Collected data entries:
....................
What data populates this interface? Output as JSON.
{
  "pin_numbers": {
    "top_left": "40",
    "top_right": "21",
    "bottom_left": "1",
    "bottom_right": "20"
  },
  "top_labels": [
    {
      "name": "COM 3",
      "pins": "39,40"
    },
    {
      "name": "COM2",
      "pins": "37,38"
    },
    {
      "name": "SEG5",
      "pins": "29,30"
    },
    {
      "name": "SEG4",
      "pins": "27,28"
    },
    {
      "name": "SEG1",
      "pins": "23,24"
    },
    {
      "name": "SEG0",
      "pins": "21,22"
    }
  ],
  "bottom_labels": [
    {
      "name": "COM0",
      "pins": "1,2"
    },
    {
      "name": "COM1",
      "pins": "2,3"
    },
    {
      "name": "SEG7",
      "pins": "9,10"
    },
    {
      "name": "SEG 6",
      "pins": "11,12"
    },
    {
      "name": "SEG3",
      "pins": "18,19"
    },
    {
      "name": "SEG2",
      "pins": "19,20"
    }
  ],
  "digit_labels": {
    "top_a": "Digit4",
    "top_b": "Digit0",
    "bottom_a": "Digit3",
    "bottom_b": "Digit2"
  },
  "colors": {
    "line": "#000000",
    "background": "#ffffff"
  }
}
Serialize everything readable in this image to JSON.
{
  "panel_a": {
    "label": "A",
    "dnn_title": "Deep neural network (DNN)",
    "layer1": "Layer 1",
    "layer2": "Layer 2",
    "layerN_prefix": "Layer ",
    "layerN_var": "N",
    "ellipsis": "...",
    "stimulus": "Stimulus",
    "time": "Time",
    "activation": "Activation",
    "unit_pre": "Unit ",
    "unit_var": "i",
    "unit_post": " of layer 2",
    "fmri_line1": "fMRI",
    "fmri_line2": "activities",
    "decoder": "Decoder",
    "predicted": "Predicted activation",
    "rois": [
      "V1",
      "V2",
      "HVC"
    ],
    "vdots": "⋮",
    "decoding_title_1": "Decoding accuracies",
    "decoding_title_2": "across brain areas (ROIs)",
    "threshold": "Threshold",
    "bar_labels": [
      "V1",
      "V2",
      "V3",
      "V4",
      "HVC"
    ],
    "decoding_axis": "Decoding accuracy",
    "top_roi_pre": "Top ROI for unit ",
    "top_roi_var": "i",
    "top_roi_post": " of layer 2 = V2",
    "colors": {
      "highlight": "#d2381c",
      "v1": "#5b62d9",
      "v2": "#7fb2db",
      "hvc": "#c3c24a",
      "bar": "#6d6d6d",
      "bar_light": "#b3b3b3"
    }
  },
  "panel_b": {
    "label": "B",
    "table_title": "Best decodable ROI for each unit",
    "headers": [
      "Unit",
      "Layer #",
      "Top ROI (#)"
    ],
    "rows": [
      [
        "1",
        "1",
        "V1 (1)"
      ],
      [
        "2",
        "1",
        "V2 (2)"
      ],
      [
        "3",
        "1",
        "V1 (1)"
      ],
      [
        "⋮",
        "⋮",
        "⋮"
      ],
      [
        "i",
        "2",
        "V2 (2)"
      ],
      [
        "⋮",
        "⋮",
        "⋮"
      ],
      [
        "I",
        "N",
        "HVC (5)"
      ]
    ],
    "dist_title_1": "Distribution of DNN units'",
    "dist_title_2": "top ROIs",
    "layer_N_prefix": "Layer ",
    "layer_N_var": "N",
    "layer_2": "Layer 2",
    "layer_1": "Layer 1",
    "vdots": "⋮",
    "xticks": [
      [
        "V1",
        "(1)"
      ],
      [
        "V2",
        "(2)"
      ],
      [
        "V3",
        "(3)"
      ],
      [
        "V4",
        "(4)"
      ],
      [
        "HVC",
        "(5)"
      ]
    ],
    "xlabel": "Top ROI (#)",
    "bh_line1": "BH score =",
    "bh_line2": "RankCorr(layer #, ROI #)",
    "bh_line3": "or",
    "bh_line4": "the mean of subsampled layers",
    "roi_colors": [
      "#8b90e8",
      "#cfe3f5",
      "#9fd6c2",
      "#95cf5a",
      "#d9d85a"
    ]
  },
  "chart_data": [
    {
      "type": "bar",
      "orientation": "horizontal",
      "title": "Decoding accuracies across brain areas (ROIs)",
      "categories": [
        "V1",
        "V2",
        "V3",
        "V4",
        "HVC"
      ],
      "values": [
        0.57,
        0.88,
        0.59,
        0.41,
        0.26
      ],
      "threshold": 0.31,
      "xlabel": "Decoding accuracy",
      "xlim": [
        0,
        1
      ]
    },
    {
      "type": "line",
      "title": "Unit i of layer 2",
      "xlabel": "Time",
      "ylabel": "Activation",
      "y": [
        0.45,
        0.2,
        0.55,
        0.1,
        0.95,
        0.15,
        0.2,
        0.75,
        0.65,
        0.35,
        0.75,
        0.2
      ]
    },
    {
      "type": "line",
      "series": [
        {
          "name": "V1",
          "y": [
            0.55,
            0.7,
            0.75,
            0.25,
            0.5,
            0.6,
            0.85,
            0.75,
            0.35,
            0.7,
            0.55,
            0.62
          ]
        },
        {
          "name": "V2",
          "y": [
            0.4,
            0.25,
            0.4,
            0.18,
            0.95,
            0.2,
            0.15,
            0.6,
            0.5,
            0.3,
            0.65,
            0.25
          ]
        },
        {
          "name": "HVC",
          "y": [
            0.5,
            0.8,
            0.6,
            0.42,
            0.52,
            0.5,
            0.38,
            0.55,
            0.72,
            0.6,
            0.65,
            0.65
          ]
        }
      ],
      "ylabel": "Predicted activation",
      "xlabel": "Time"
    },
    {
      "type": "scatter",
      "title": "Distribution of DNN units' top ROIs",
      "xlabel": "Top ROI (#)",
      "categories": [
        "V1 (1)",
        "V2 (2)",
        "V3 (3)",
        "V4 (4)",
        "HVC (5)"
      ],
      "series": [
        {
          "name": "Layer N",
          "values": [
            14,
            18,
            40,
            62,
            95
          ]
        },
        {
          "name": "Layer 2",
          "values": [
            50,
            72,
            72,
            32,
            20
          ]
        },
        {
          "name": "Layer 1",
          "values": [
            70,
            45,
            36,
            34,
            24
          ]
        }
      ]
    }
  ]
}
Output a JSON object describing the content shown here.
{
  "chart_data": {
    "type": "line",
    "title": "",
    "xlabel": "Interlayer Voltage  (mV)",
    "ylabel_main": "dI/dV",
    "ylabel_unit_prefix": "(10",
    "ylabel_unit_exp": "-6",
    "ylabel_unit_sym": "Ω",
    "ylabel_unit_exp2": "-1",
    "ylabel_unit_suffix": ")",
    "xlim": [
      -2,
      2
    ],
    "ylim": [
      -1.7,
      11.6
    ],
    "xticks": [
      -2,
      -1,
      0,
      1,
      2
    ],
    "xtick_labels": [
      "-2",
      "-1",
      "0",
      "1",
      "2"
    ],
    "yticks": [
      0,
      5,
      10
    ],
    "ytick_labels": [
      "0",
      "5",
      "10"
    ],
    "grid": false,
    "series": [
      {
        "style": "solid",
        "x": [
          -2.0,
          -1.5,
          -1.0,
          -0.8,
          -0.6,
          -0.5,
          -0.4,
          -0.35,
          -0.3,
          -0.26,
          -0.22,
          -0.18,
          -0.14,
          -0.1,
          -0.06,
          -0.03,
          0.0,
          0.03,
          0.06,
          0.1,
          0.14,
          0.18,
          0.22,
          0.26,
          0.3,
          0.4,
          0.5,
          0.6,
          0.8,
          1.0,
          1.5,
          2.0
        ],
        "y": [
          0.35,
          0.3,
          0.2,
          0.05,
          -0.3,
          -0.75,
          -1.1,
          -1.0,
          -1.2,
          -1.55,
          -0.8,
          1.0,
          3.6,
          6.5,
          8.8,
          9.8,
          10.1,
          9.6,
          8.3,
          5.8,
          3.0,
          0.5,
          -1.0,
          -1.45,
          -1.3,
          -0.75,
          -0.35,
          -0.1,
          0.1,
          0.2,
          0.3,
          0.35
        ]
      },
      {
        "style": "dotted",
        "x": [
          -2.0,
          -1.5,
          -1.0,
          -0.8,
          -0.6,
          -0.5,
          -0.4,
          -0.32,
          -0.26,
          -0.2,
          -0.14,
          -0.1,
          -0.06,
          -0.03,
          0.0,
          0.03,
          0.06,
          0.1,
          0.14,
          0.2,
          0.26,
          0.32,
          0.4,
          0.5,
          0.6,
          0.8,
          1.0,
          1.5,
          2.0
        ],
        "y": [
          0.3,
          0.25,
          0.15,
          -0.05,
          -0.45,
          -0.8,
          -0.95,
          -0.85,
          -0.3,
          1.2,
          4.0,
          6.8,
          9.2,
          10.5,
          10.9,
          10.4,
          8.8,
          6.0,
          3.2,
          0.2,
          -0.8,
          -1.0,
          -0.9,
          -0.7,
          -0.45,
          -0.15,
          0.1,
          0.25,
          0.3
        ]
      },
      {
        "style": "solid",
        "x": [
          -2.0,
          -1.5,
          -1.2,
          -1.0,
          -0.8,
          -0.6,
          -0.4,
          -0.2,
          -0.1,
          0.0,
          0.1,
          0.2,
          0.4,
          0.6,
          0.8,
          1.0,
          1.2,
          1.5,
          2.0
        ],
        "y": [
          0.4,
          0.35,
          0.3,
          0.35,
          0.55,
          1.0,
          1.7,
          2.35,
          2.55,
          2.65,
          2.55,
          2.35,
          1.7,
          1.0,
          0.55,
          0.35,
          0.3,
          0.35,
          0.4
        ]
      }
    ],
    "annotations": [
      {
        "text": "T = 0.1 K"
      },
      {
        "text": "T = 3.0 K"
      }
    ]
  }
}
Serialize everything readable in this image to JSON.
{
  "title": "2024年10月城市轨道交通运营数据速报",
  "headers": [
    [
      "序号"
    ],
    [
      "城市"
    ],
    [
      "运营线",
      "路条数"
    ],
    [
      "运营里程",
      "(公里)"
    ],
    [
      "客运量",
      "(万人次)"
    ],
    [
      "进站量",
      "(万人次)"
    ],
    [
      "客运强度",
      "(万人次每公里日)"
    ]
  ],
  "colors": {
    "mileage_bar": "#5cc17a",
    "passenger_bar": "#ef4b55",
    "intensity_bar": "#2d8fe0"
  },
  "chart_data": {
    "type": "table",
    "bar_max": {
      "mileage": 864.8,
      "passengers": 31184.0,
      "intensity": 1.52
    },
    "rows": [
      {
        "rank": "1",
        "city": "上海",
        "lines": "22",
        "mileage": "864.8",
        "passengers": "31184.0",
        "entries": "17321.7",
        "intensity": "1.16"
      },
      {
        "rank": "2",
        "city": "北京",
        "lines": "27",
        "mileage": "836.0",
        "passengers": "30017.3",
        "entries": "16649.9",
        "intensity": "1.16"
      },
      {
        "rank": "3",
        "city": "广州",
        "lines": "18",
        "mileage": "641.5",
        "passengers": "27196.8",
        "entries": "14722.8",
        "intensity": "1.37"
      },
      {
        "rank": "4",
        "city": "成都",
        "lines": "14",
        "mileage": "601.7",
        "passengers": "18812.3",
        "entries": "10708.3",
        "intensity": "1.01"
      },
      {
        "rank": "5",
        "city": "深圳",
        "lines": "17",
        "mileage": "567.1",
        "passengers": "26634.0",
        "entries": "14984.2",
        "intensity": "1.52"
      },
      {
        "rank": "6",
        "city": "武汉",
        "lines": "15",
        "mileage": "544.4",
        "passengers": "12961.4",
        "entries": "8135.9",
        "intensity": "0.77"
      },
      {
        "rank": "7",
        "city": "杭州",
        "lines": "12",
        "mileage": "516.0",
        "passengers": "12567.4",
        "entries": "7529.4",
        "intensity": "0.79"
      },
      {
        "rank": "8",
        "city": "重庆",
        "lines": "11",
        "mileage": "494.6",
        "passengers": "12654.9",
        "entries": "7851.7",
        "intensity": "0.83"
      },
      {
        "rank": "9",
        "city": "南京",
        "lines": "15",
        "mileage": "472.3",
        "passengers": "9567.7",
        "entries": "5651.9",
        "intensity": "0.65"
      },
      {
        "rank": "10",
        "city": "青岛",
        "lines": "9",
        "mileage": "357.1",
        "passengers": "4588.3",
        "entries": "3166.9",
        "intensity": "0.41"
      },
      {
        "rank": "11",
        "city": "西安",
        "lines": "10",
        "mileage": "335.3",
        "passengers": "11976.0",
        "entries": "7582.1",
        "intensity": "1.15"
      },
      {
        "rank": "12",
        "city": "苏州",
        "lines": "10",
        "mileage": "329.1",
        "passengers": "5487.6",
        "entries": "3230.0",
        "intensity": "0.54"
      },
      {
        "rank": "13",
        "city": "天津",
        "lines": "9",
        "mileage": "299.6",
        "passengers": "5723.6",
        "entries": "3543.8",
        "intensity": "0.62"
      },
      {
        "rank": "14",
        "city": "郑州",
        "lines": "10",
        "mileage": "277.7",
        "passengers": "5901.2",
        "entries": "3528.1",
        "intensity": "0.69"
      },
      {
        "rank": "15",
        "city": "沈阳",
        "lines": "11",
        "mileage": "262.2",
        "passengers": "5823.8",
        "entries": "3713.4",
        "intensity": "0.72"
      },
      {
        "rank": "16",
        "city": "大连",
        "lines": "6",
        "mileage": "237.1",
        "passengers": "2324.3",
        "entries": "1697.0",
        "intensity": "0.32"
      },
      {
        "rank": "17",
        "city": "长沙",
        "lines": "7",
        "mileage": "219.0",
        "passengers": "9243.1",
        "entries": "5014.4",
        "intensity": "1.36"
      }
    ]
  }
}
....................
WHAT YOU SHOULD DO:
Return each line among the entries that holds the word "Distribution".

RESPONSE TO THE TASK:
    "dist_title_1": "Distribution of DNN units'",
      "title": "Distribution of DNN units' top ROIs",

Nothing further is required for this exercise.